Pacome Thiellement.com

corpus_532_madeinthedark.jpg
Renaissement de la lumière spectrale
Paru en 2023

Contexte de parution : Made in the Dark

Présentation :

Préface de Made in the Dark la monographie de l'artiste géniale Amandine Urruty publiée par Cernunnos


Sujet principal : Amandine Urruty




 

 

 

Pourquoi y a-t-il eu de la photographie plutôt que rien ? Un des plus grands chocs de l’histoire de l’humanité – qui en a connu pas mal, certes – fut sans doute l’apparition de cette étrange machine à capturer les apparences. Soudain l’être humain se vit lui-même à l’arrêt et en deux dimensions comme s’il avait été paralysé et emprisonné dans un miroir. Soudain il se vit lui-même dédoublé et multiplié, et même manufacturé en plusieurs exemplaires. Dans Quand j’étais photographe, Nadar se rappelle : « Quand le bruit se répandit que deux inventeurs venaient de réussir à fixer sur des plaques argentées toute image présentée devant elles, ce fut une universelle stupéfaction dont nous ne saurions nous faire aujourd’hui l’idée, accoutumés que nous sommes depuis nombre d’années à la photographie et blasés par sa vulgarisation. Ce mystère sentait en diable le sortilège et puait le fagot : la rôtisserie céleste avait flambé pour moins. Rien n’y manquait comme inquiétant : hydroscopie, envoûtement, évocations, apparitions. » Toute nouvelle technologie produit avec son apparition un certain nombre de mythes. Pour les cœurs un peu sensibles, le progrès technique, scientifiquement assisté, n’est jamais que le relais profane des opérations de magie noire. Balzac émit alors une hypothèse, connue depuis sous le nom de Théorie des Spectres, à laquelle Nerval et Gautier souscriront tous deux devant un Nadar atterré qui les traitera de « trio cabaliste » et dont il fera le compte-rendu dans ses souvenirs. Balzac expliqua à son ami que chaque image était le détachement d’un des spectres foliacés du corps de la personne captée et qu’on appliquait ensuite sur une feuille de papier. À chaque photo prise, l’être humain se trouvait privé d’un de ses spectres.  « Y avait-il perte absolue, définitive, ou cette déperdition partielle se réparait-elle consécutivement dans le mystère d’un renaissement plus ou moins instantané de la lumière spectrale ? demande alors Nadar. Ce deuxième point ne se trouva pas abordé entre nous. »

● Données fournies:
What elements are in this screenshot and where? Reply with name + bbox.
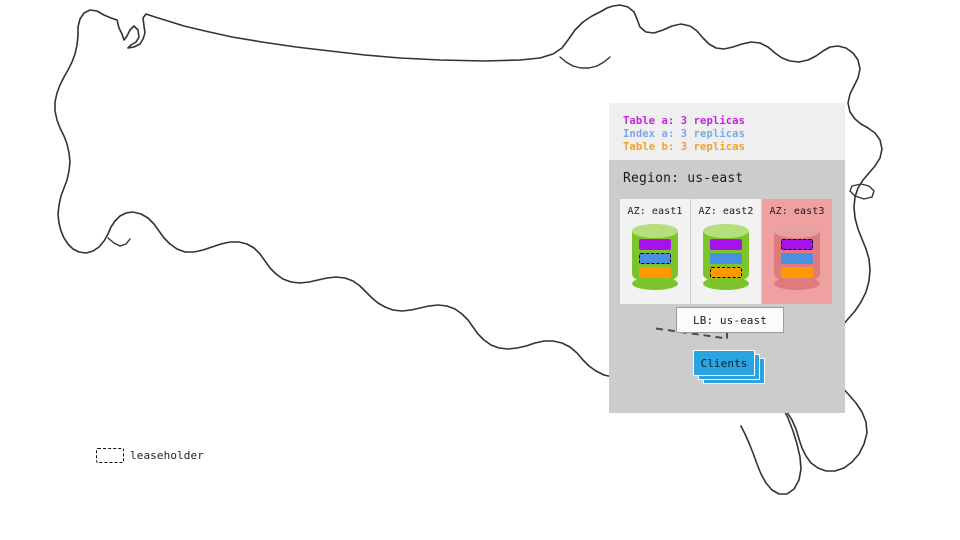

● Consigne: Recopiez intégralement le texte sur la photographie et la Théorie des Spectres, sans rien y modifier. On peut se passer de ce matériel.

● Résultat obtenu:
Pacome Thiellement.com

corpus_532_madeinthedark.jpg
Renaissement de la lumière spectrale
Paru en 2023

Contexte de parution : Made in the Dark

Présentation :

Préface de Made in the Dark la monographie de l'artiste géniale Amandine Urruty publiée par Cernunnos


Sujet principal : Amandine Urruty




 

 

 

Pourquoi y a-t-il eu de la photographie plutôt que rien ? Un des plus grands chocs de l’histoire de l’humanité – qui en a connu pas mal, certes – fut sans doute l’apparition de cette étrange machine à capturer les apparences. Soudain l’être humain se vit lui-même à l’arrêt et en deux dimensions comme s’il avait été paralysé et emprisonné dans un miroir. Soudain il se vit lui-même dédoublé et multiplié, et même manufacturé en plusieurs exemplaires. Dans Quand j’étais photographe, Nadar se rappelle : « Quand le bruit se répandit que deux inventeurs venaient de réussir à fixer sur des plaques argentées toute image présentée devant elles, ce fut une universelle stupéfaction dont nous ne saurions nous faire aujourd’hui l’idée, accoutumés que nous sommes depuis nombre d’années à la photographie et blasés par sa vulgarisation. Ce mystère sentait en diable le sortilège et puait le fagot : la rôtisserie céleste avait flambé pour moins. Rien n’y manquait comme inquiétant : hydroscopie, envoûtement, évocations, apparitions. » Toute nouvelle technologie produit avec son apparition un certain nombre de mythes. Pour les cœurs un peu sensibles, le progrès technique, scientifiquement assisté, n’est jamais que le relais profane des opérations de magie noire. Balzac émit alors une hypothèse, connue depuis sous le nom de Théorie des Spectres, à laquelle Nerval et Gautier souscriront tous deux devant un Nadar atterré qui les traitera de « trio cabaliste » et dont il fera le compte-rendu dans ses souvenirs. Balzac expliqua à son ami que chaque image était le détachement d’un des spectres foliacés du corps de la personne captée et qu’on appliquait ensuite sur une feuille de papier. À chaque photo prise, l’être humain se trouvait privé d’un de ses spectres.  « Y avait-il perte absolue, définitive, ou cette déperdition partielle se réparait-elle consécutivement dans le mystère d’un renaissement plus ou moins instantané de la lumière spectrale ? demande alors Nadar. Ce deuxième point ne se trouva pas abordé entre nous. »